## begin SOURCE
= Actual sin =

According to Western Christianity, actual sin, as distinguished from original sin, is an act contrary to the will and law of God whether by doing evil (sin of commission) or refraining from doing good (sin of omission). It can be either "mortal" or "venial".

==Catholicism==
===Mortal sin===

In Roman Catholic moral theology, a sin, considered to be more severe or mortal sin is distinct from a venial sin (somewhat similar to the secular common law distinction of classifying the severity of a crime as either a felony or a misdemeanor) and must meet all of the following conditions:
Its subject must be a grave (or serious) matter.
It must be committed with full knowledge, both of the sin and of the gravity of the offense (Article 1860 of The Catechism Of The Catholic Church specifies;) "Unintentional ignorance can diminish or even remove the imputability of a grave offense. But no one is deemed to be ignorant of the principles of the moral law, which are written in the conscience of every man. the promptings of feelings and passions can also diminish the voluntary and free character of the offense, as can external pressures or pathological disorders (mental illness). Sin committed through malice, by deliberate choice of evil, is the gravest."
It must be committed with deliberate and complete consent, enough for it to have been a personal decision to commit the sin. (Article 1859 of The Catechism Of The Catholic Church specifies;) "Mortal sin requires full knowledge and complete consent. It presupposes knowledge of the sinful character of the act, of its opposition to God's law. It also implies a consent sufficiently deliberate to be a personal choice. Feigned ignorance and hardness of heart do not diminish, but rather increase, the voluntary character of a sin."
## end SOURCE
## begin DATA SHOWN
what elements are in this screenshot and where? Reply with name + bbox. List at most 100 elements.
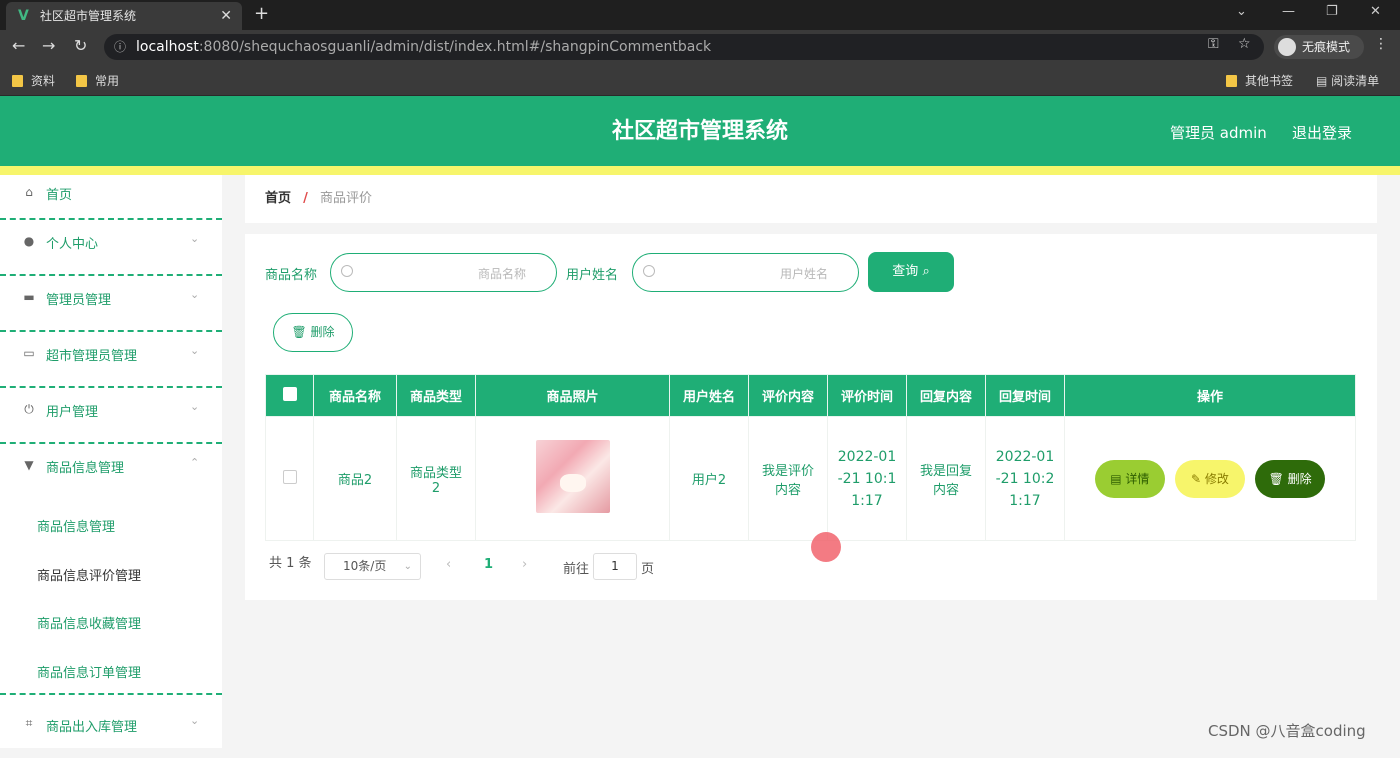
## end DATA SHOWN
*WHAT IS ASKED*.
a) From the text on actual sin, extract exactly the part that opens with the words containing "In Roman Catholic" and closes with "(or serious) matter.".
b) According to the text on actual sin, what kind of act is a sin of omission?
c) Give what follows in the text on actual sin, continuing from where it stops.

*ANSWERS GIVEN*.
a)
In Roman Catholic moral theology, a sin, considered to be more severe or mortal sin is distinct from a venial sin (somewhat similar to the secular common law distinction of classifying the severity of a crime as either a felony or a misdemeanor) and must meet all of the following conditions:
Its subject must be a grave (or serious) matter.

b) A sin of omission is refraining from doing good.

c)
====Venial sin====

In Roman Catholic theology, venial sin will not cause loss of heaven in itself, but can eventually lead to the death of the soul by making the doer weaker to resisting mortal sin.
Sin is made venial in two ways:
- The sin is not seriously wrong.
- The sin is seriously wrong, but the sinner honestly believes that it is only slightly wrong, or does not give full consent.
A venial sin weakens our power to resist mortal sin, and a venial sin makes us deserving of God’s punishments in this life or in purgatory.

====Capital vices or the seven deadly sins ====
In Roman Catholic theology, the "Capital vices" or sins, also known as the "seven deadly sins", are the main roots of sin. They are called capital sins not because they are the greatest sins or necessarily mortal sins, but because all sins are in some way related to at least one of them. These sins are:
1. Lust
2. Gluttony
3. Greed
4. Sloth
5. Wrath
6. Envy
7. Pride

==Methodism==

A prominent Methodist catechism, "A Catechism on the Christian Religion: The Doctrines of Christianity with Special Emphasis on Wesleyan Concepts" contrasts original sin and actual sin:

Original sin is the sin which corrupts our nature and gives us the tendency to sin. Actual sins are the sins we commit every day before we are saved, such as lying, swearing, stealing.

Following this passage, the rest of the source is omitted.